-------- Materials provided --------

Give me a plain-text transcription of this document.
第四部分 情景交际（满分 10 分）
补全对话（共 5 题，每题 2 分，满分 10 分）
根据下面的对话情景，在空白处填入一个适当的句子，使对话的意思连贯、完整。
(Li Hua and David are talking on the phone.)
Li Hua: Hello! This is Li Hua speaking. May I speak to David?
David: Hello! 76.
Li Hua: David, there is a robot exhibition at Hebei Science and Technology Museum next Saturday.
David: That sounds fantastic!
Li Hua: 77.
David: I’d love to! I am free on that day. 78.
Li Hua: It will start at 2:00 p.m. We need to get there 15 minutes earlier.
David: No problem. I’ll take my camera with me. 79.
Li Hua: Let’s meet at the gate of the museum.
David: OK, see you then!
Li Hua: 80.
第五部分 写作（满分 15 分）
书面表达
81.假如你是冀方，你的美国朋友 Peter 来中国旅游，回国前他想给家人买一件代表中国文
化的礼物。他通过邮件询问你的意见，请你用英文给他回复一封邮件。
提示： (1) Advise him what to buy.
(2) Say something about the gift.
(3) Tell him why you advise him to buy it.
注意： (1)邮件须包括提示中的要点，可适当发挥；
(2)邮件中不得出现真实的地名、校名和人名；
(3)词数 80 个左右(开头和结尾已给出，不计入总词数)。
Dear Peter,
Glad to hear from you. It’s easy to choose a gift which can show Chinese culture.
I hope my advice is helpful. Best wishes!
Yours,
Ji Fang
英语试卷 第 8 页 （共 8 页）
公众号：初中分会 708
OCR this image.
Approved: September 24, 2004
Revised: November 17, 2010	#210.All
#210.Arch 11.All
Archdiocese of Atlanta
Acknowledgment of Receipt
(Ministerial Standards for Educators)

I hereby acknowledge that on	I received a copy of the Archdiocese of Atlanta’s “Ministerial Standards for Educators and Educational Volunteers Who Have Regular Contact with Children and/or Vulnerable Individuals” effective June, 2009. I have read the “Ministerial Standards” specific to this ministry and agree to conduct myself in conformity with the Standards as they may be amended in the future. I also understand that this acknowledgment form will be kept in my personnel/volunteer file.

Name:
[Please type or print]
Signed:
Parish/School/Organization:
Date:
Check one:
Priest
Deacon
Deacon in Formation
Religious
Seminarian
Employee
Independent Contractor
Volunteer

--------

- [Task statement]:
Each line of the material above needs to be quoted exactly, please.

- [The result]:
Give me a plain-text transcription of this document.
第四部分 情景交际（满分 10 分）
补全对话（共 5 题，每题 2 分，满分 10 分）
根据下面的对话情景，在空白处填入一个适当的句子，使对话的意思连贯、完整。
(Li Hua and David are talking on the phone.)
Li Hua: Hello! This is Li Hua speaking. May I speak to David?
David: Hello! 76.
Li Hua: David, there is a robot exhibition at Hebei Science and Technology Museum next Saturday.
David: That sounds fantastic!
Li Hua: 77.
David: I’d love to! I am free on that day. 78.
Li Hua: It will start at 2:00 p.m. We need to get there 15 minutes earlier.
David: No problem. I’ll take my camera with me. 79.
Li Hua: Let’s meet at the gate of the museum.
David: OK, see you then!
Li Hua: 80.
第五部分 写作（满分 15 分）
书面表达
81.假如你是冀方，你的美国朋友 Peter 来中国旅游，回国前他想给家人买一件代表中国文
化的礼物。他通过邮件询问你的意见，请你用英文给他回复一封邮件。
提示： (1) Advise him what to buy.
(2) Say something about the gift.
(3) Tell him why you advise him to buy it.
注意： (1)邮件须包括提示中的要点，可适当发挥；
(2)邮件中不得出现真实的地名、校名和人名；
(3)词数 80 个左右(开头和结尾已给出，不计入总词数)。
Dear Peter,
Glad to hear from you. It’s easy to choose a gift which can show Chinese culture.
I hope my advice is helpful. Best wishes!
Yours,
Ji Fang
英语试卷 第 8 页 （共 8 页）
公众号：初中分会 708
OCR this image.
Approved: September 24, 2004
Revised: November 17, 2010	#210.All
#210.Arch 11.All
Archdiocese of Atlanta
Acknowledgment of Receipt
(Ministerial Standards for Educators)

I hereby acknowledge that on	I received a copy of the Archdiocese of Atlanta’s “Ministerial Standards for Educators and Educational Volunteers Who Have Regular Contact with Children and/or Vulnerable Individuals” effective June, 2009. I have read the “Ministerial Standards” specific to this ministry and agree to conduct myself in conformity with the Standards as they may be amended in the future. I also understand that this acknowledgment form will be kept in my personnel/volunteer file.

Name:
[Please type or print]
Signed:
Parish/School/Organization:
Date:
Check one:
Priest
Deacon
Deacon in Formation
Religious
Seminarian
Employee
Independent Contractor
Volunteer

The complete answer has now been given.